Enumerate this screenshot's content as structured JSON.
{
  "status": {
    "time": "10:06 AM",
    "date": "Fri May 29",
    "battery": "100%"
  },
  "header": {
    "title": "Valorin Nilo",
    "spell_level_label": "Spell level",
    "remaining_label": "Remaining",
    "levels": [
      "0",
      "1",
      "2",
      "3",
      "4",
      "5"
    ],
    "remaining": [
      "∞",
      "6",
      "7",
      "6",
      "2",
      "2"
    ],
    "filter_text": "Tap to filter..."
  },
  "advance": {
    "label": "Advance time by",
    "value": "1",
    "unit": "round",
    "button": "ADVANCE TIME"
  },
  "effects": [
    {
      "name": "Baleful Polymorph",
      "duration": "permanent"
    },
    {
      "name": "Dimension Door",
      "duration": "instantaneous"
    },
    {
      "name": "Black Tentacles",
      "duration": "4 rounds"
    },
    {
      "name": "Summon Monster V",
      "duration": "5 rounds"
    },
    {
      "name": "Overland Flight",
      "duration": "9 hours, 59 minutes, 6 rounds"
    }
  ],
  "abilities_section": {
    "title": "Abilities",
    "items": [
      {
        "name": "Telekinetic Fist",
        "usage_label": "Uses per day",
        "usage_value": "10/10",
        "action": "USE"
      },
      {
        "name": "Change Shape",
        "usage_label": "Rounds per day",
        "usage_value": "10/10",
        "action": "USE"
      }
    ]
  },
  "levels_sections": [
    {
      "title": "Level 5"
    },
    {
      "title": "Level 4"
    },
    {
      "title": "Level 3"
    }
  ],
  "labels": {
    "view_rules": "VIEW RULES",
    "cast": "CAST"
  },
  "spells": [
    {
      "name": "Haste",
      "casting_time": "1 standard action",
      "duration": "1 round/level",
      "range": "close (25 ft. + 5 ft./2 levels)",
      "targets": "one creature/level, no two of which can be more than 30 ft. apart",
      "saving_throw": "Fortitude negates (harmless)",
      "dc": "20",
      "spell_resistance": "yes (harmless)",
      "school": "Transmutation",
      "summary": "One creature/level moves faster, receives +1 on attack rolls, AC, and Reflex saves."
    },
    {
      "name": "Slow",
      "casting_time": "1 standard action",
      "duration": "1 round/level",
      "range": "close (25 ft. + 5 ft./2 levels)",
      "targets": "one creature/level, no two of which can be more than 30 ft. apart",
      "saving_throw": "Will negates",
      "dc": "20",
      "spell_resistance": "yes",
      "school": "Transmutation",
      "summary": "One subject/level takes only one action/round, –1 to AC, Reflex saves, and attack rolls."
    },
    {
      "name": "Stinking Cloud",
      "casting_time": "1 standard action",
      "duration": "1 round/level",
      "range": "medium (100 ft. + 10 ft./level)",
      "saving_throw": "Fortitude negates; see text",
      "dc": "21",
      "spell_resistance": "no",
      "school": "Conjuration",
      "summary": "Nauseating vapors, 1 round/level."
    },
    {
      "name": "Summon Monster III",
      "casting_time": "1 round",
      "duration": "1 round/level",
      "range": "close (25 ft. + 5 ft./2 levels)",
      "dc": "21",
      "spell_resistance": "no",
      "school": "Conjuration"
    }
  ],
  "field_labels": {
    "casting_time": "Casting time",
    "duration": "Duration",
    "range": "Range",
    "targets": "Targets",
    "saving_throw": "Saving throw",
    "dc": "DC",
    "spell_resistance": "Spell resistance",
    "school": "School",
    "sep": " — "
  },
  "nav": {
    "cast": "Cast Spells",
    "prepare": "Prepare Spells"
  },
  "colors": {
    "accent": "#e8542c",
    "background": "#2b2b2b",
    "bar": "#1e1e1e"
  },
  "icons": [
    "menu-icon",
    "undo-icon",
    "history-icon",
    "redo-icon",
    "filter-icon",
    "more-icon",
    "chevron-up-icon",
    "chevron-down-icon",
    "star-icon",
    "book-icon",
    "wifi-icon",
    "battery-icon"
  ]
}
________
▶ [EXERCISE] Repeat the records above exactly, from the first line to the last.

▶ [SOLUTION TO THE PROBLEM]
Enumerate this screenshot's content as structured JSON.
{
  "status": {
    "time": "10:06 AM",
    "date": "Fri May 29",
    "battery": "100%"
  },
  "header": {
    "title": "Valorin Nilo",
    "spell_level_label": "Spell level",
    "remaining_label": "Remaining",
    "levels": [
      "0",
      "1",
      "2",
      "3",
      "4",
      "5"
    ],
    "remaining": [
      "∞",
      "6",
      "7",
      "6",
      "2",
      "2"
    ],
    "filter_text": "Tap to filter..."
  },
  "advance": {
    "label": "Advance time by",
    "value": "1",
    "unit": "round",
    "button": "ADVANCE TIME"
  },
  "effects": [
    {
      "name": "Baleful Polymorph",
      "duration": "permanent"
    },
    {
      "name": "Dimension Door",
      "duration": "instantaneous"
    },
    {
      "name": "Black Tentacles",
      "duration": "4 rounds"
    },
    {
      "name": "Summon Monster V",
      "duration": "5 rounds"
    },
    {
      "name": "Overland Flight",
      "duration": "9 hours, 59 minutes, 6 rounds"
    }
  ],
  "abilities_section": {
    "title": "Abilities",
    "items": [
      {
        "name": "Telekinetic Fist",
        "usage_label": "Uses per day",
        "usage_value": "10/10",
        "action": "USE"
      },
      {
        "name": "Change Shape",
        "usage_label": "Rounds per day",
        "usage_value": "10/10",
        "action": "USE"
      }
    ]
  },
  "levels_sections": [
    {
      "title": "Level 5"
    },
    {
      "title": "Level 4"
    },
    {
      "title": "Level 3"
    }
  ],
  "labels": {
    "view_rules": "VIEW RULES",
    "cast": "CAST"
  },
  "spells": [
    {
      "name": "Haste",
      "casting_time": "1 standard action",
      "duration": "1 round/level",
      "range": "close (25 ft. + 5 ft./2 levels)",
      "targets": "one creature/level, no two of which can be more than 30 ft. apart",
      "saving_throw": "Fortitude negates (harmless)",
      "dc": "20",
      "spell_resistance": "yes (harmless)",
      "school": "Transmutation",
      "summary": "One creature/level moves faster, receives +1 on attack rolls, AC, and Reflex saves."
    },
    {
      "name": "Slow",
      "casting_time": "1 standard action",
      "duration": "1 round/level",
      "range": "close (25 ft. + 5 ft./2 levels)",
      "targets": "one creature/level, no two of which can be more than 30 ft. apart",
      "saving_throw": "Will negates",
      "dc": "20",
      "spell_resistance": "yes",
      "school": "Transmutation",
      "summary": "One subject/level takes only one action/round, –1 to AC, Reflex saves, and attack rolls."
    },
    {
      "name": "Stinking Cloud",
      "casting_time": "1 standard action",
      "duration": "1 round/level",
      "range": "medium (100 ft. + 10 ft./level)",
      "saving_throw": "Fortitude negates; see text",
      "dc": "21",
      "spell_resistance": "no",
      "school": "Conjuration",
      "summary": "Nauseating vapors, 1 round/level."
    },
    {
      "name": "Summon Monster III",
      "casting_time": "1 round",
      "duration": "1 round/level",
      "range": "close (25 ft. + 5 ft./2 levels)",
      "dc": "21",
      "spell_resistance": "no",
      "school": "Conjuration"
    }
  ],
  "field_labels": {
    "casting_time": "Casting time",
    "duration": "Duration",
    "range": "Range",
    "targets": "Targets",
    "saving_throw": "Saving throw",
    "dc": "DC",
    "spell_resistance": "Spell resistance",
    "school": "School",
    "sep": " — "
  },
  "nav": {
    "cast": "Cast Spells",
    "prepare": "Prepare Spells"
  },
  "colors": {
    "accent": "#e8542c",
    "background": "#2b2b2b",
    "bar": "#1e1e1e"
  },
  "icons": [
    "menu-icon",
    "undo-icon",
    "history-icon",
    "redo-icon",
    "filter-icon",
    "more-icon",
    "chevron-up-icon",
    "chevron-down-icon",
    "star-icon",
    "book-icon",
    "wifi-icon",
    "battery-icon"
  ]
}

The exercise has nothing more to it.